----- Information supplied

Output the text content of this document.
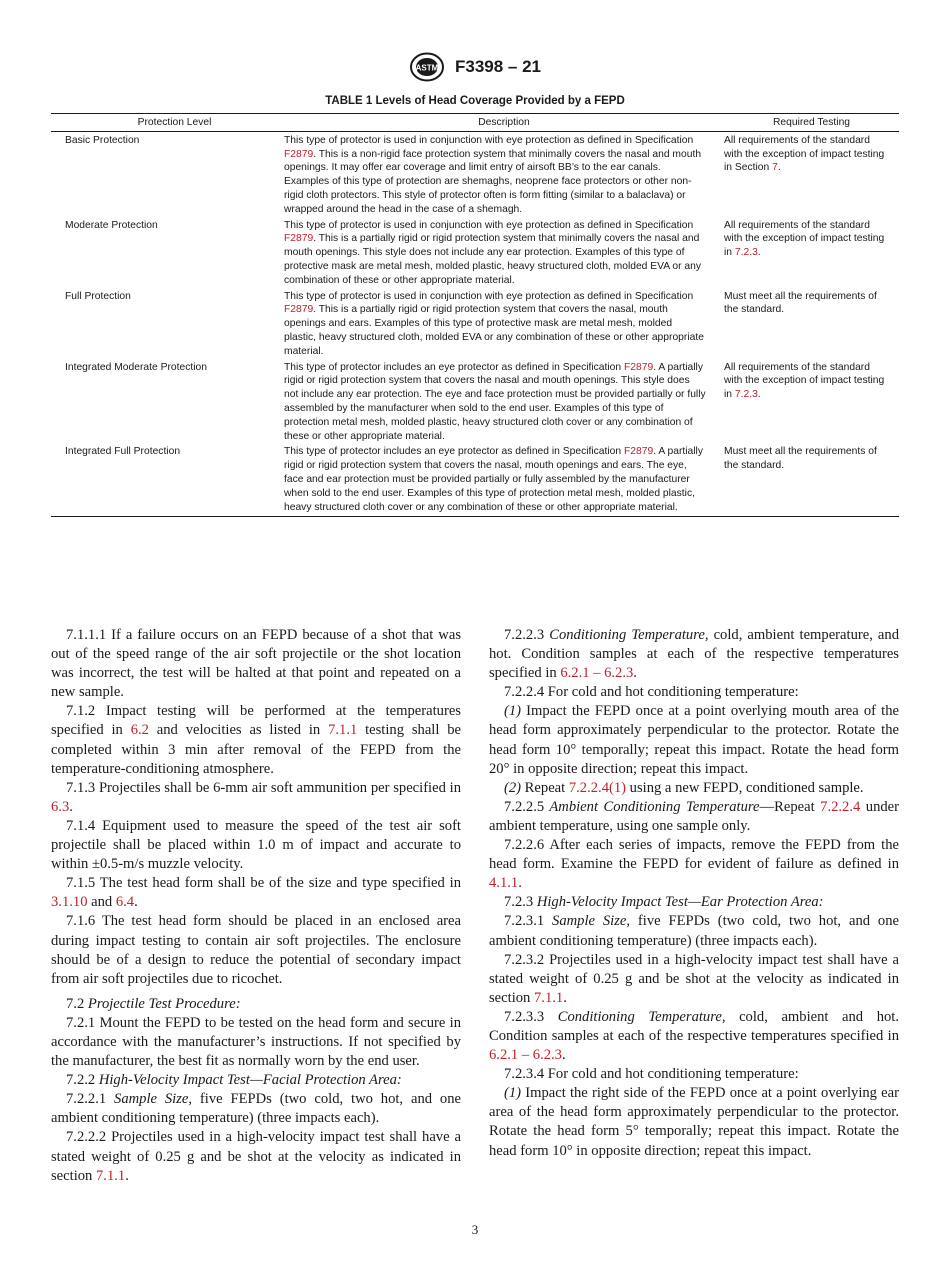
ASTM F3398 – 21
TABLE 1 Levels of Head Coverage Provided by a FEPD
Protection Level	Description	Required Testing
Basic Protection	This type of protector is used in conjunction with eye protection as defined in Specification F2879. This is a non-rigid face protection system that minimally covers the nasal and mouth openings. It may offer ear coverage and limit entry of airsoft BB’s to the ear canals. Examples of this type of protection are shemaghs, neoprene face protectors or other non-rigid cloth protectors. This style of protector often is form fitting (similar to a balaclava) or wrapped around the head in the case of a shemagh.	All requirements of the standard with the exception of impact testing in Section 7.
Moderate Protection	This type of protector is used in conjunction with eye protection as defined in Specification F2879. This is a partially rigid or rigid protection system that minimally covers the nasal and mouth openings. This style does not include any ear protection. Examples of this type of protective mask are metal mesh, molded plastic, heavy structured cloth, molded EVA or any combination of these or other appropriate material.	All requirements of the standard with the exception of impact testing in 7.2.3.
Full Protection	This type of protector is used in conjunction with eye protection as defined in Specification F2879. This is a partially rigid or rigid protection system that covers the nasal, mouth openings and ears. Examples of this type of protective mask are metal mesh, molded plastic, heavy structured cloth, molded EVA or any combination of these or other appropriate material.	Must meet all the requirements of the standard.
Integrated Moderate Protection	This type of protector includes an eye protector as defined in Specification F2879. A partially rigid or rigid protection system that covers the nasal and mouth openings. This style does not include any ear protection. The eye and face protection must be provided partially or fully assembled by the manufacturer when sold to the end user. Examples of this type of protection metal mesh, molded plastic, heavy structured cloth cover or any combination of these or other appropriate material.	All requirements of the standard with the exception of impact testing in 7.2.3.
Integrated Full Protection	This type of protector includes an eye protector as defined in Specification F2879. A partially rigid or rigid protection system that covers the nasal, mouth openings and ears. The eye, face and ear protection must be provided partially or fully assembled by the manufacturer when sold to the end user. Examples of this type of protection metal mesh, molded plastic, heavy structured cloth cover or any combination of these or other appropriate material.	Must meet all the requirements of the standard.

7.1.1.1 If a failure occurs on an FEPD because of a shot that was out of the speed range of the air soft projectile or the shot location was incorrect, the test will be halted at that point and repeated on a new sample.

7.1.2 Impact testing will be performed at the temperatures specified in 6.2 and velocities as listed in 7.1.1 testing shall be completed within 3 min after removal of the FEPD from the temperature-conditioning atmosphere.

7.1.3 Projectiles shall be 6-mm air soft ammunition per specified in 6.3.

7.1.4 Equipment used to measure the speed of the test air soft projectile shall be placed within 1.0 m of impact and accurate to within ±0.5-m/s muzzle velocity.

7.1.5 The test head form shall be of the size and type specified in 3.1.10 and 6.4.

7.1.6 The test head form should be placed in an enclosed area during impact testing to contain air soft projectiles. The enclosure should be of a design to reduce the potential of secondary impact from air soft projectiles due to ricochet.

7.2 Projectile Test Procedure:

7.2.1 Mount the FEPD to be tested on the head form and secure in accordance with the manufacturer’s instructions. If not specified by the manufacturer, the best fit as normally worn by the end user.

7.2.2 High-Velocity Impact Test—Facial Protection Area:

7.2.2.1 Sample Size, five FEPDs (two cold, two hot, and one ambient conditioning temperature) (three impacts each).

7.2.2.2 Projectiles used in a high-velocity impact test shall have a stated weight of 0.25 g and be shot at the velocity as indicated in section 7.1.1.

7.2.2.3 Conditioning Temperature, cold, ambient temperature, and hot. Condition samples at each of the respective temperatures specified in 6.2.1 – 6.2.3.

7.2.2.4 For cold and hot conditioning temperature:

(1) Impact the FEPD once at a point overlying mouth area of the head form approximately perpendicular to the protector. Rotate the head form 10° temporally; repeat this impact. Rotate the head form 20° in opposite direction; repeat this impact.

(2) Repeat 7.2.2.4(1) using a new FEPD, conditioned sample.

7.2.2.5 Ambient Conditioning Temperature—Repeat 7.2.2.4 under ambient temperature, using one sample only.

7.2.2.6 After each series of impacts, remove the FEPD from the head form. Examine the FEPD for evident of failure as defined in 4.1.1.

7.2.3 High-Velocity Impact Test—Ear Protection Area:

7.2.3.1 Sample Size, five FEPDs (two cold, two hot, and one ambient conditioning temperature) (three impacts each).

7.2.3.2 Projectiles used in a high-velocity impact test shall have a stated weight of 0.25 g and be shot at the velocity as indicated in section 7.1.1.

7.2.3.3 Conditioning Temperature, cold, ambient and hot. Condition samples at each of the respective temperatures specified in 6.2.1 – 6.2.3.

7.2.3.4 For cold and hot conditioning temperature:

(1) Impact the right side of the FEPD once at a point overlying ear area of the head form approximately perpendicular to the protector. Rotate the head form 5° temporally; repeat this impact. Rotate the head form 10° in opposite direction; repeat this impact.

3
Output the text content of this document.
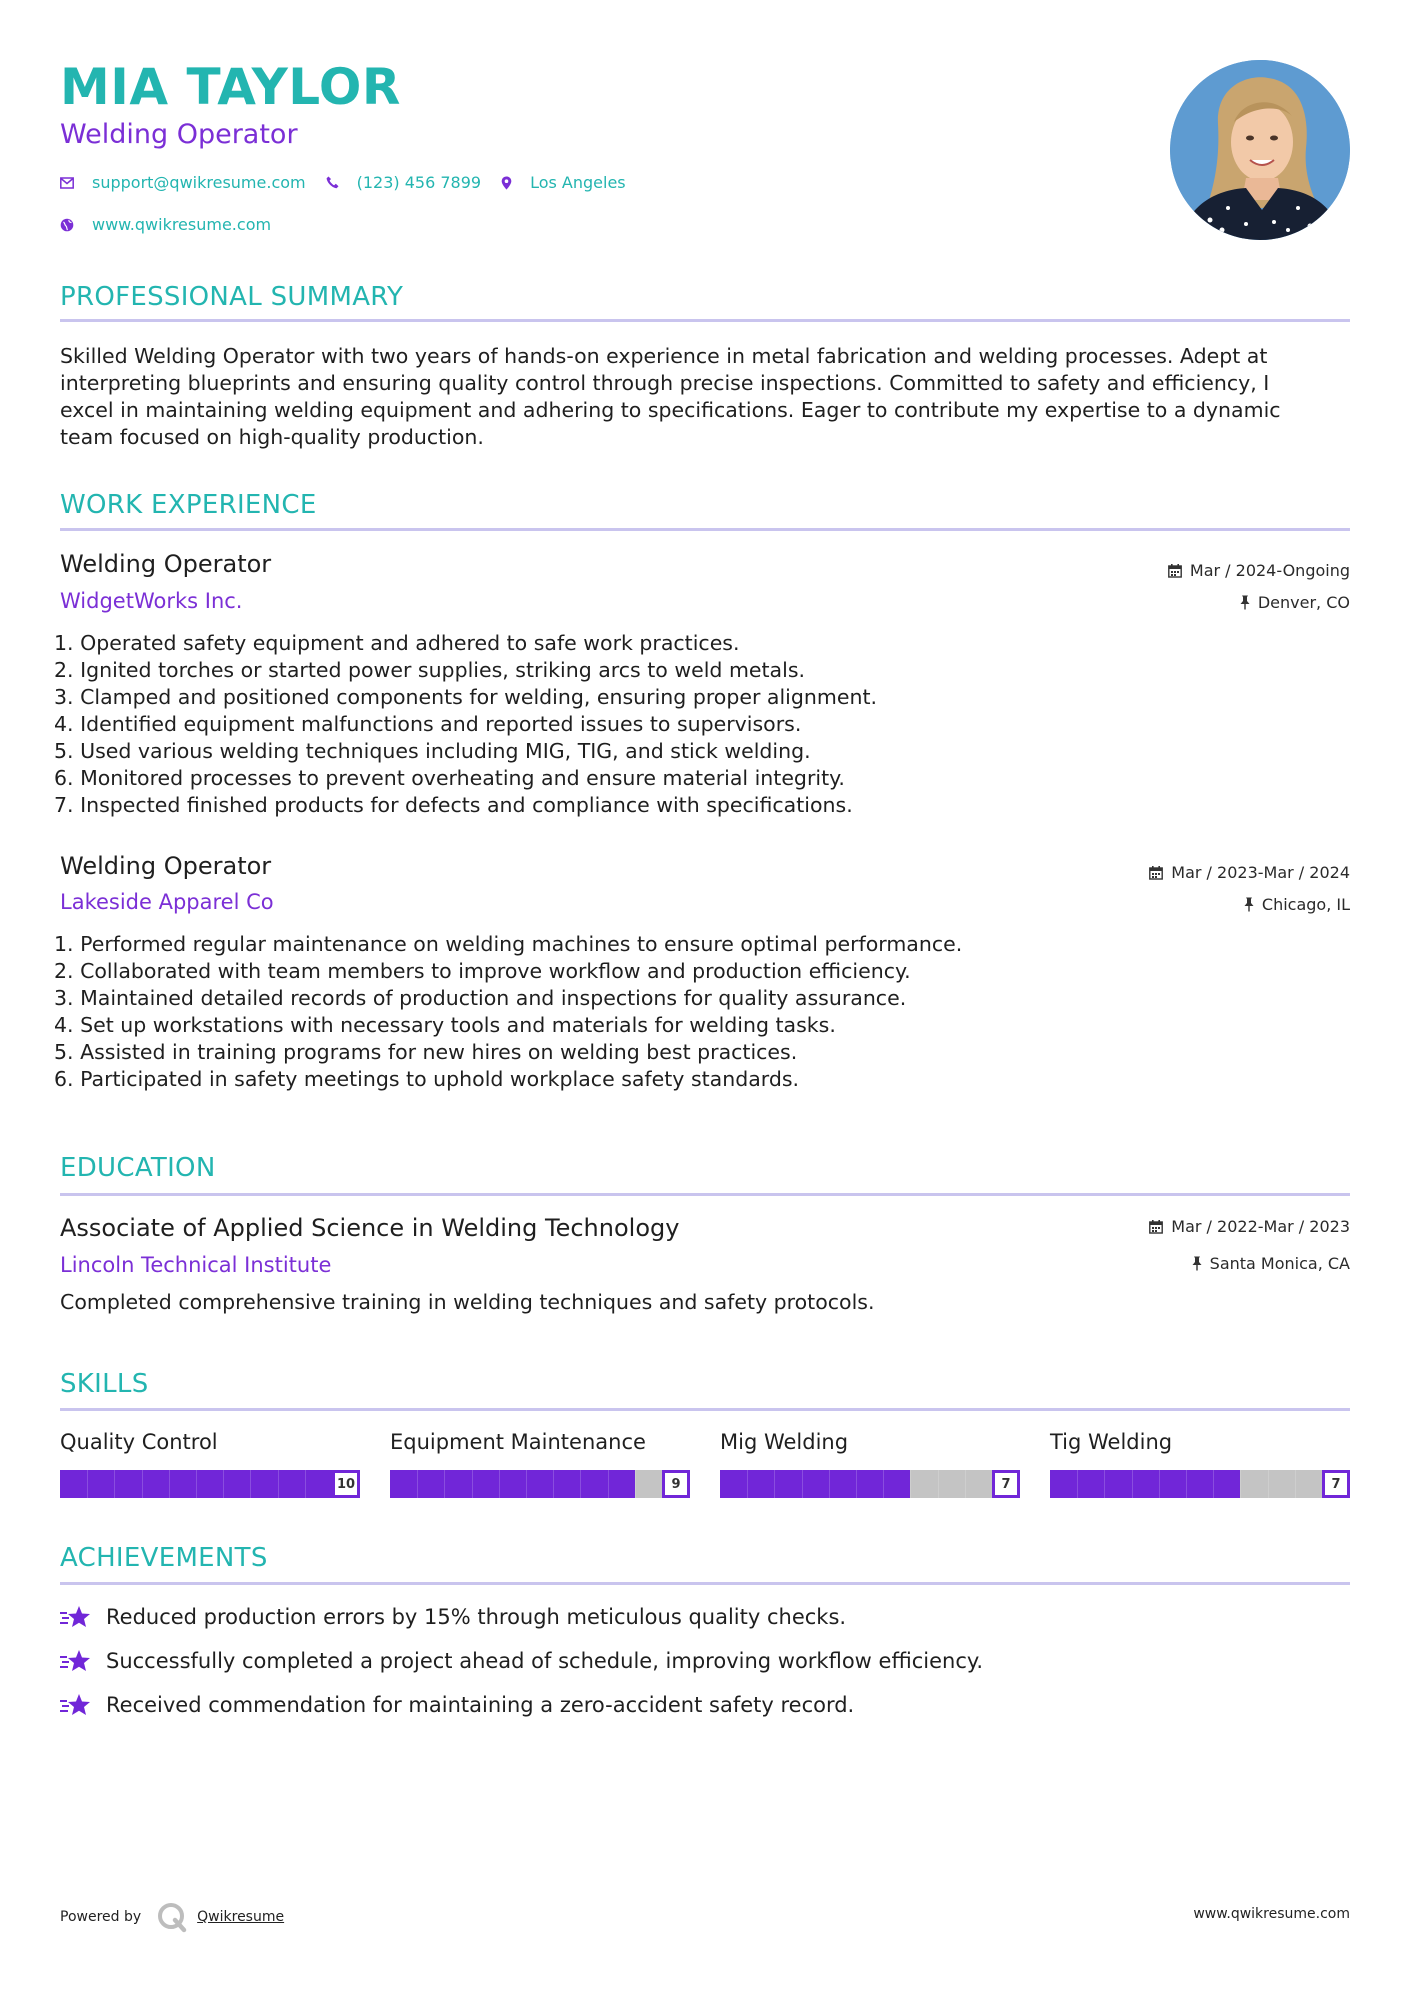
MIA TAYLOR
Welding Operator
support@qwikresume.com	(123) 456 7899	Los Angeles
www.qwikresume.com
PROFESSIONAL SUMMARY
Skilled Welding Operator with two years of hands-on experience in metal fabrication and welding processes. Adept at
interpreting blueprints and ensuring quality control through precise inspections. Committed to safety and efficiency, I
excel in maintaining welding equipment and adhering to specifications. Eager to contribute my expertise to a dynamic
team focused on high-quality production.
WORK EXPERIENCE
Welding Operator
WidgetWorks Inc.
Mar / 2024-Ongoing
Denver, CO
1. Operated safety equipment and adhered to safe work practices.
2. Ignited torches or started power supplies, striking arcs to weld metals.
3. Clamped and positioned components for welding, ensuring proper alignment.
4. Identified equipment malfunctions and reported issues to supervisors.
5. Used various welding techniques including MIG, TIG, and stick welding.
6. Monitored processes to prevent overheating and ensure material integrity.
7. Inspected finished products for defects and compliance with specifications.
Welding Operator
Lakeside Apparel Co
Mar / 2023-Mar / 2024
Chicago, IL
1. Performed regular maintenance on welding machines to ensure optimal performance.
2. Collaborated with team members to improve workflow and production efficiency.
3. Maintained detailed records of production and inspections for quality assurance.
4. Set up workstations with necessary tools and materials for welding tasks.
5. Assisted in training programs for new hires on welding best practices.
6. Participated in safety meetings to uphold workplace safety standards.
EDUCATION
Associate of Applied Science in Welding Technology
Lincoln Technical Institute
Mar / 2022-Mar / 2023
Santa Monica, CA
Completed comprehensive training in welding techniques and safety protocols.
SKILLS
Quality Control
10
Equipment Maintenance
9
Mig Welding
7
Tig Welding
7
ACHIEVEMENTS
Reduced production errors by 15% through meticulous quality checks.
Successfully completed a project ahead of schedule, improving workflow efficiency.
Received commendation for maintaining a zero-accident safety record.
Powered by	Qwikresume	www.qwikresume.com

----------

§ **Required task**:
Quote all of the entries word for word, omitting any pictures.

§ **Response**:
Output the text content of this document.
ASTM F3398 – 21
TABLE 1 Levels of Head Coverage Provided by a FEPD
Protection Level	Description	Required Testing
Basic Protection	This type of protector is used in conjunction with eye protection as defined in Specification F2879. This is a non-rigid face protection system that minimally covers the nasal and mouth openings. It may offer ear coverage and limit entry of airsoft BB’s to the ear canals. Examples of this type of protection are shemaghs, neoprene face protectors or other non-rigid cloth protectors. This style of protector often is form fitting (similar to a balaclava) or wrapped around the head in the case of a shemagh.	All requirements of the standard with the exception of impact testing in Section 7.
Moderate Protection	This type of protector is used in conjunction with eye protection as defined in Specification F2879. This is a partially rigid or rigid protection system that minimally covers the nasal and mouth openings. This style does not include any ear protection. Examples of this type of protective mask are metal mesh, molded plastic, heavy structured cloth, molded EVA or any combination of these or other appropriate material.	All requirements of the standard with the exception of impact testing in 7.2.3.
Full Protection	This type of protector is used in conjunction with eye protection as defined in Specification F2879. This is a partially rigid or rigid protection system that covers the nasal, mouth openings and ears. Examples of this type of protective mask are metal mesh, molded plastic, heavy structured cloth, molded EVA or any combination of these or other appropriate material.	Must meet all the requirements of the standard.
Integrated Moderate Protection	This type of protector includes an eye protector as defined in Specification F2879. A partially rigid or rigid protection system that covers the nasal and mouth openings. This style does not include any ear protection. The eye and face protection must be provided partially or fully assembled by the manufacturer when sold to the end user. Examples of this type of protection metal mesh, molded plastic, heavy structured cloth cover or any combination of these or other appropriate material.	All requirements of the standard with the exception of impact testing in 7.2.3.
Integrated Full Protection	This type of protector includes an eye protector as defined in Specification F2879. A partially rigid or rigid protection system that covers the nasal, mouth openings and ears. The eye, face and ear protection must be provided partially or fully assembled by the manufacturer when sold to the end user. Examples of this type of protection metal mesh, molded plastic, heavy structured cloth cover or any combination of these or other appropriate material.	Must meet all the requirements of the standard.

7.1.1.1 If a failure occurs on an FEPD because of a shot that was out of the speed range of the air soft projectile or the shot location was incorrect, the test will be halted at that point and repeated on a new sample.

7.1.2 Impact testing will be performed at the temperatures specified in 6.2 and velocities as listed in 7.1.1 testing shall be completed within 3 min after removal of the FEPD from the temperature-conditioning atmosphere.

7.1.3 Projectiles shall be 6-mm air soft ammunition per specified in 6.3.

7.1.4 Equipment used to measure the speed of the test air soft projectile shall be placed within 1.0 m of impact and accurate to within ±0.5-m/s muzzle velocity.

7.1.5 The test head form shall be of the size and type specified in 3.1.10 and 6.4.

7.1.6 The test head form should be placed in an enclosed area during impact testing to contain air soft projectiles. The enclosure should be of a design to reduce the potential of secondary impact from air soft projectiles due to ricochet.

7.2 Projectile Test Procedure:

7.2.1 Mount the FEPD to be tested on the head form and secure in accordance with the manufacturer’s instructions. If not specified by the manufacturer, the best fit as normally worn by the end user.

7.2.2 High-Velocity Impact Test—Facial Protection Area:

7.2.2.1 Sample Size, five FEPDs (two cold, two hot, and one ambient conditioning temperature) (three impacts each).

7.2.2.2 Projectiles used in a high-velocity impact test shall have a stated weight of 0.25 g and be shot at the velocity as indicated in section 7.1.1.

7.2.2.3 Conditioning Temperature, cold, ambient temperature, and hot. Condition samples at each of the respective temperatures specified in 6.2.1 – 6.2.3.

7.2.2.4 For cold and hot conditioning temperature:

(1) Impact the FEPD once at a point overlying mouth area of the head form approximately perpendicular to the protector. Rotate the head form 10° temporally; repeat this impact. Rotate the head form 20° in opposite direction; repeat this impact.

(2) Repeat 7.2.2.4(1) using a new FEPD, conditioned sample.

7.2.2.5 Ambient Conditioning Temperature—Repeat 7.2.2.4 under ambient temperature, using one sample only.

7.2.2.6 After each series of impacts, remove the FEPD from the head form. Examine the FEPD for evident of failure as defined in 4.1.1.

7.2.3 High-Velocity Impact Test—Ear Protection Area:

7.2.3.1 Sample Size, five FEPDs (two cold, two hot, and one ambient conditioning temperature) (three impacts each).

7.2.3.2 Projectiles used in a high-velocity impact test shall have a stated weight of 0.25 g and be shot at the velocity as indicated in section 7.1.1.

7.2.3.3 Conditioning Temperature, cold, ambient and hot. Condition samples at each of the respective temperatures specified in 6.2.1 – 6.2.3.

7.2.3.4 For cold and hot conditioning temperature:

(1) Impact the right side of the FEPD once at a point overlying ear area of the head form approximately perpendicular to the protector. Rotate the head form 5° temporally; repeat this impact. Rotate the head form 10° in opposite direction; repeat this impact.

3
Output the text content of this document.
MIA TAYLOR
Welding Operator
support@qwikresume.com	(123) 456 7899	Los Angeles
www.qwikresume.com
PROFESSIONAL SUMMARY
Skilled Welding Operator with two years of hands-on experience in metal fabrication and welding processes. Adept at
interpreting blueprints and ensuring quality control through precise inspections. Committed to safety and efficiency, I
excel in maintaining welding equipment and adhering to specifications. Eager to contribute my expertise to a dynamic
team focused on high-quality production.
WORK EXPERIENCE
Welding Operator
WidgetWorks Inc.
Mar / 2024-Ongoing
Denver, CO
1. Operated safety equipment and adhered to safe work practices.
2. Ignited torches or started power supplies, striking arcs to weld metals.
3. Clamped and positioned components for welding, ensuring proper alignment.
4. Identified equipment malfunctions and reported issues to supervisors.
5. Used various welding techniques including MIG, TIG, and stick welding.
6. Monitored processes to prevent overheating and ensure material integrity.
7. Inspected finished products for defects and compliance with specifications.
Welding Operator
Lakeside Apparel Co
Mar / 2023-Mar / 2024
Chicago, IL
1. Performed regular maintenance on welding machines to ensure optimal performance.
2. Collaborated with team members to improve workflow and production efficiency.
3. Maintained detailed records of production and inspections for quality assurance.
4. Set up workstations with necessary tools and materials for welding tasks.
5. Assisted in training programs for new hires on welding best practices.
6. Participated in safety meetings to uphold workplace safety standards.
EDUCATION
Associate of Applied Science in Welding Technology
Lincoln Technical Institute
Mar / 2022-Mar / 2023
Santa Monica, CA
Completed comprehensive training in welding techniques and safety protocols.
SKILLS
Quality Control
10
Equipment Maintenance
9
Mig Welding
7
Tig Welding
7
ACHIEVEMENTS
Reduced production errors by 15% through meticulous quality checks.
Successfully completed a project ahead of schedule, improving workflow efficiency.
Received commendation for maintaining a zero-accident safety record.
Powered by	Qwikresume	www.qwikresume.com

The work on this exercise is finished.